## SET PROBLEM
Can you reproduce the data beneath, keeping every line exact?

start ENTRIES SUPPLIED

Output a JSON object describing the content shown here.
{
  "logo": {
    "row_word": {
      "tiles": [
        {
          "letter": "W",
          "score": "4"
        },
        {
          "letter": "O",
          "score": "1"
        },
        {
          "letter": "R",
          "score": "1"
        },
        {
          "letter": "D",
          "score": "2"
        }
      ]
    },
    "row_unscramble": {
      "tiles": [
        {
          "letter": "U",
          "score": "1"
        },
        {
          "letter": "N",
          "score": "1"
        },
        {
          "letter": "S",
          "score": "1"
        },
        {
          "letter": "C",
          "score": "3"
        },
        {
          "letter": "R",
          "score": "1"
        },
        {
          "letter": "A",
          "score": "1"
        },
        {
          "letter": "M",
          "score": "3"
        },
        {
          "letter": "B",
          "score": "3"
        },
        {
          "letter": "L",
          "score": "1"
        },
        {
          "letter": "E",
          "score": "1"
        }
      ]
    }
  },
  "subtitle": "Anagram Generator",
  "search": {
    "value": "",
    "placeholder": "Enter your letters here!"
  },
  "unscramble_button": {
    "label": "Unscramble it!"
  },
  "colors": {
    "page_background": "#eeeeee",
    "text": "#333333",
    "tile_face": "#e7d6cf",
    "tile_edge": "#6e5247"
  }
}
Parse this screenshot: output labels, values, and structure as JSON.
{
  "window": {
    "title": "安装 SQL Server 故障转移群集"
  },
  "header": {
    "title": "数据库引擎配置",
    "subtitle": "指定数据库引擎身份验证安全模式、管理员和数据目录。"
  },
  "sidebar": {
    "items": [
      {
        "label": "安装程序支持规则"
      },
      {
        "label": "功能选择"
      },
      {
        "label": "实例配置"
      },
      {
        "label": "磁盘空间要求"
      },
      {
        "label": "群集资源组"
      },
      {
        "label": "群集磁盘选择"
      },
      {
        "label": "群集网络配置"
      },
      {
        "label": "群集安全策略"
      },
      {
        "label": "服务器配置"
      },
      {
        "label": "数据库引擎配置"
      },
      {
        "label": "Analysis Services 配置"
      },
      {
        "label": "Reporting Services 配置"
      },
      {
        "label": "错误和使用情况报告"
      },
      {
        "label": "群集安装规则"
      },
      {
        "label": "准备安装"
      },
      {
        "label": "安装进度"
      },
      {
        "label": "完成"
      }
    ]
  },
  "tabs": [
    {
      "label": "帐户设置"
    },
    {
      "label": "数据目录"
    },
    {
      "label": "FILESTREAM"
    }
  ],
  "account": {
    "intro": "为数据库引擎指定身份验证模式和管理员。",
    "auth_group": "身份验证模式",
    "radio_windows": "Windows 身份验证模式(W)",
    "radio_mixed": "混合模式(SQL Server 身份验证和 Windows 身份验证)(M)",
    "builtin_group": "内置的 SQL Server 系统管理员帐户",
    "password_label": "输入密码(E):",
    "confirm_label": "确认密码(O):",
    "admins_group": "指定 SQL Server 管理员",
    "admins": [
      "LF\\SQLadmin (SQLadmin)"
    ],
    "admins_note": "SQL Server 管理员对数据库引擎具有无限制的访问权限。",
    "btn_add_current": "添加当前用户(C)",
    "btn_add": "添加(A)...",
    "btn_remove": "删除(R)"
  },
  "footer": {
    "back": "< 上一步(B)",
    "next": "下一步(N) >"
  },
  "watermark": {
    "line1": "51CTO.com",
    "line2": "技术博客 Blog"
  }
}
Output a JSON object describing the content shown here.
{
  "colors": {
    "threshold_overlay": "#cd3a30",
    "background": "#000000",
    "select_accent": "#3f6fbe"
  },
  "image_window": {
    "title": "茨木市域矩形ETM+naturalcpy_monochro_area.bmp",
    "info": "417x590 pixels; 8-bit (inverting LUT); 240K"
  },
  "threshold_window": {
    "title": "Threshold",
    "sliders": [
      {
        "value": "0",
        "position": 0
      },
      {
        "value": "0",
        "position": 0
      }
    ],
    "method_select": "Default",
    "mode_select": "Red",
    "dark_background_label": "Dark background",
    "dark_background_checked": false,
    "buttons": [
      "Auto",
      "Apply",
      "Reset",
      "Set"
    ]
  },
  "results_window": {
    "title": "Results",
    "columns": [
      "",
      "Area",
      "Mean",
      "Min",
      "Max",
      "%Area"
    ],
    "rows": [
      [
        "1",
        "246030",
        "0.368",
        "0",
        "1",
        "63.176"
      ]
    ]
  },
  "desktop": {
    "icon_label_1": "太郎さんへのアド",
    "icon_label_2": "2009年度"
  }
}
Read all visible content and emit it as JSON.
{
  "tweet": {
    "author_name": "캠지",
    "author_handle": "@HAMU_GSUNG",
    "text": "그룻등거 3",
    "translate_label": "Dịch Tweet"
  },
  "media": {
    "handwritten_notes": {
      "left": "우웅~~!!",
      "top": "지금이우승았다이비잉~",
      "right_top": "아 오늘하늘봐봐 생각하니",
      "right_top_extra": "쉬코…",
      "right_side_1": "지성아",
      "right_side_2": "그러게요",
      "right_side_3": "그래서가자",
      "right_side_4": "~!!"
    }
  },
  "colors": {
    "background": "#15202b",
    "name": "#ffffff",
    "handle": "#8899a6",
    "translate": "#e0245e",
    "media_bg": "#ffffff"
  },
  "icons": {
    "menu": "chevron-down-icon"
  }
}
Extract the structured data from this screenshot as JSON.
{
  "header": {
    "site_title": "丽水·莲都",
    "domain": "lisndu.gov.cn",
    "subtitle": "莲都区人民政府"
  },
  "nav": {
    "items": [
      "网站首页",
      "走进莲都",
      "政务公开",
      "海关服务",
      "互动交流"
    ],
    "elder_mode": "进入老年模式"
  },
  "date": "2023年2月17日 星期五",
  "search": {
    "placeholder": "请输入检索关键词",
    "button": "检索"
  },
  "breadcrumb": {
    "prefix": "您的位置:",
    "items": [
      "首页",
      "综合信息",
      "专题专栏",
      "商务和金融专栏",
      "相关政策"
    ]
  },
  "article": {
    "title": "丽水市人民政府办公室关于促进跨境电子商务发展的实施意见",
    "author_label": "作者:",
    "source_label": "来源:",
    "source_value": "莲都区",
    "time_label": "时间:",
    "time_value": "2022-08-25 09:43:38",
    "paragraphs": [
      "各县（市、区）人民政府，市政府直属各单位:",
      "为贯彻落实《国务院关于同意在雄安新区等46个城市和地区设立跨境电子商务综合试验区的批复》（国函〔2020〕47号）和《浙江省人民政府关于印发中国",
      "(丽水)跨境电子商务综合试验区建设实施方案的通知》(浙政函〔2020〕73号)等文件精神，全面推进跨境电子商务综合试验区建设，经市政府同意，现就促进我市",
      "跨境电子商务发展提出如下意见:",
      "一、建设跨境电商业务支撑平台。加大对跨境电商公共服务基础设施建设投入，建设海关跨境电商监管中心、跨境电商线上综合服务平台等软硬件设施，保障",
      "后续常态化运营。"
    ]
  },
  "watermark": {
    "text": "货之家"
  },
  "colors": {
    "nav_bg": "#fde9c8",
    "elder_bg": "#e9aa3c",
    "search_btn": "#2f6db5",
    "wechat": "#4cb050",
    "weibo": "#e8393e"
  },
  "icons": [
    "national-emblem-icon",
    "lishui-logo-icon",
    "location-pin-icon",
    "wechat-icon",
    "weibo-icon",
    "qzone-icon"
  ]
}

end ENTRIES SUPPLIED

## ANSWER
Output a JSON object describing the content shown here.
{
  "logo": {
    "row_word": {
      "tiles": [
        {
          "letter": "W",
          "score": "4"
        },
        {
          "letter": "O",
          "score": "1"
        },
        {
          "letter": "R",
          "score": "1"
        },
        {
          "letter": "D",
          "score": "2"
        }
      ]
    },
    "row_unscramble": {
      "tiles": [
        {
          "letter": "U",
          "score": "1"
        },
        {
          "letter": "N",
          "score": "1"
        },
        {
          "letter": "S",
          "score": "1"
        },
        {
          "letter": "C",
          "score": "3"
        },
        {
          "letter": "R",
          "score": "1"
        },
        {
          "letter": "A",
          "score": "1"
        },
        {
          "letter": "M",
          "score": "3"
        },
        {
          "letter": "B",
          "score": "3"
        },
        {
          "letter": "L",
          "score": "1"
        },
        {
          "letter": "E",
          "score": "1"
        }
      ]
    }
  },
  "subtitle": "Anagram Generator",
  "search": {
    "value": "",
    "placeholder": "Enter your letters here!"
  },
  "unscramble_button": {
    "label": "Unscramble it!"
  },
  "colors": {
    "page_background": "#eeeeee",
    "text": "#333333",
    "tile_face": "#e7d6cf",
    "tile_edge": "#6e5247"
  }
}
Parse this screenshot: output labels, values, and structure as JSON.
{
  "window": {
    "title": "安装 SQL Server 故障转移群集"
  },
  "header": {
    "title": "数据库引擎配置",
    "subtitle": "指定数据库引擎身份验证安全模式、管理员和数据目录。"
  },
  "sidebar": {
    "items": [
      {
        "label": "安装程序支持规则"
      },
      {
        "label": "功能选择"
      },
      {
        "label": "实例配置"
      },
      {
        "label": "磁盘空间要求"
      },
      {
        "label": "群集资源组"
      },
      {
        "label": "群集磁盘选择"
      },
      {
        "label": "群集网络配置"
      },
      {
        "label": "群集安全策略"
      },
      {
        "label": "服务器配置"
      },
      {
        "label": "数据库引擎配置"
      },
      {
        "label": "Analysis Services 配置"
      },
      {
        "label": "Reporting Services 配置"
      },
      {
        "label": "错误和使用情况报告"
      },
      {
        "label": "群集安装规则"
      },
      {
        "label": "准备安装"
      },
      {
        "label": "安装进度"
      },
      {
        "label": "完成"
      }
    ]
  },
  "tabs": [
    {
      "label": "帐户设置"
    },
    {
      "label": "数据目录"
    },
    {
      "label": "FILESTREAM"
    }
  ],
  "account": {
    "intro": "为数据库引擎指定身份验证模式和管理员。",
    "auth_group": "身份验证模式",
    "radio_windows": "Windows 身份验证模式(W)",
    "radio_mixed": "混合模式(SQL Server 身份验证和 Windows 身份验证)(M)",
    "builtin_group": "内置的 SQL Server 系统管理员帐户",
    "password_label": "输入密码(E):",
    "confirm_label": "确认密码(O):",
    "admins_group": "指定 SQL Server 管理员",
    "admins": [
      "LF\\SQLadmin (SQLadmin)"
    ],
    "admins_note": "SQL Server 管理员对数据库引擎具有无限制的访问权限。",
    "btn_add_current": "添加当前用户(C)",
    "btn_add": "添加(A)...",
    "btn_remove": "删除(R)"
  },
  "footer": {
    "back": "< 上一步(B)",
    "next": "下一步(N) >"
  },
  "watermark": {
    "line1": "51CTO.com",
    "line2": "技术博客 Blog"
  }
}
Output a JSON object describing the content shown here.
{
  "colors": {
    "threshold_overlay": "#cd3a30",
    "background": "#000000",
    "select_accent": "#3f6fbe"
  },
  "image_window": {
    "title": "茨木市域矩形ETM+naturalcpy_monochro_area.bmp",
    "info": "417x590 pixels; 8-bit (inverting LUT); 240K"
  },
  "threshold_window": {
    "title": "Threshold",
    "sliders": [
      {
        "value": "0",
        "position": 0
      },
      {
        "value": "0",
        "position": 0
      }
    ],
    "method_select": "Default",
    "mode_select": "Red",
    "dark_background_label": "Dark background",
    "dark_background_checked": false,
    "buttons": [
      "Auto",
      "Apply",
      "Reset",
      "Set"
    ]
  },
  "results_window": {
    "title": "Results",
    "columns": [
      "",
      "Area",
      "Mean",
      "Min",
      "Max",
      "%Area"
    ],
    "rows": [
      [
        "1",
        "246030",
        "0.368",
        "0",
        "1",
        "63.176"
      ]
    ]
  },
  "desktop": {
    "icon_label_1": "太郎さんへのアド",
    "icon_label_2": "2009年度"
  }
}
Read all visible content and emit it as JSON.
{
  "tweet": {
    "author_name": "캠지",
    "author_handle": "@HAMU_GSUNG",
    "text": "그룻등거 3",
    "translate_label": "Dịch Tweet"
  },
  "media": {
    "handwritten_notes": {
      "left": "우웅~~!!",
      "top": "지금이우승았다이비잉~",
      "right_top": "아 오늘하늘봐봐 생각하니",
      "right_top_extra": "쉬코…",
      "right_side_1": "지성아",
      "right_side_2": "그러게요",
      "right_side_3": "그래서가자",
      "right_side_4": "~!!"
    }
  },
  "colors": {
    "background": "#15202b",
    "name": "#ffffff",
    "handle": "#8899a6",
    "translate": "#e0245e",
    "media_bg": "#ffffff"
  },
  "icons": {
    "menu": "chevron-down-icon"
  }
}
Extract the structured data from this screenshot as JSON.
{
  "header": {
    "site_title": "丽水·莲都",
    "domain": "lisndu.gov.cn",
    "subtitle": "莲都区人民政府"
  },
  "nav": {
    "items": [
      "网站首页",
      "走进莲都",
      "政务公开",
      "海关服务",
      "互动交流"
    ],
    "elder_mode": "进入老年模式"
  },
  "date": "2023年2月17日 星期五",
  "search": {
    "placeholder": "请输入检索关键词",
    "button": "检索"
  },
  "breadcrumb": {
    "prefix": "您的位置:",
    "items": [
      "首页",
      "综合信息",
      "专题专栏",
      "商务和金融专栏",
      "相关政策"
    ]
  },
  "article": {
    "title": "丽水市人民政府办公室关于促进跨境电子商务发展的实施意见",
    "author_label": "作者:",
    "source_label": "来源:",
    "source_value": "莲都区",
    "time_label": "时间:",
    "time_value": "2022-08-25 09:43:38",
    "paragraphs": [
      "各县（市、区）人民政府，市政府直属各单位:",
      "为贯彻落实《国务院关于同意在雄安新区等46个城市和地区设立跨境电子商务综合试验区的批复》（国函〔2020〕47号）和《浙江省人民政府关于印发中国",
      "(丽水)跨境电子商务综合试验区建设实施方案的通知》(浙政函〔2020〕73号)等文件精神，全面推进跨境电子商务综合试验区建设，经市政府同意，现就促进我市",
      "跨境电子商务发展提出如下意见:",
      "一、建设跨境电商业务支撑平台。加大对跨境电商公共服务基础设施建设投入，建设海关跨境电商监管中心、跨境电商线上综合服务平台等软硬件设施，保障",
      "后续常态化运营。"
    ]
  },
  "watermark": {
    "text": "货之家"
  },
  "colors": {
    "nav_bg": "#fde9c8",
    "elder_bg": "#e9aa3c",
    "search_btn": "#2f6db5",
    "wechat": "#4cb050",
    "weibo": "#e8393e"
  },
  "icons": [
    "national-emblem-icon",
    "lishui-logo-icon",
    "location-pin-icon",
    "wechat-icon",
    "weibo-icon",
    "qzone-icon"
  ]
}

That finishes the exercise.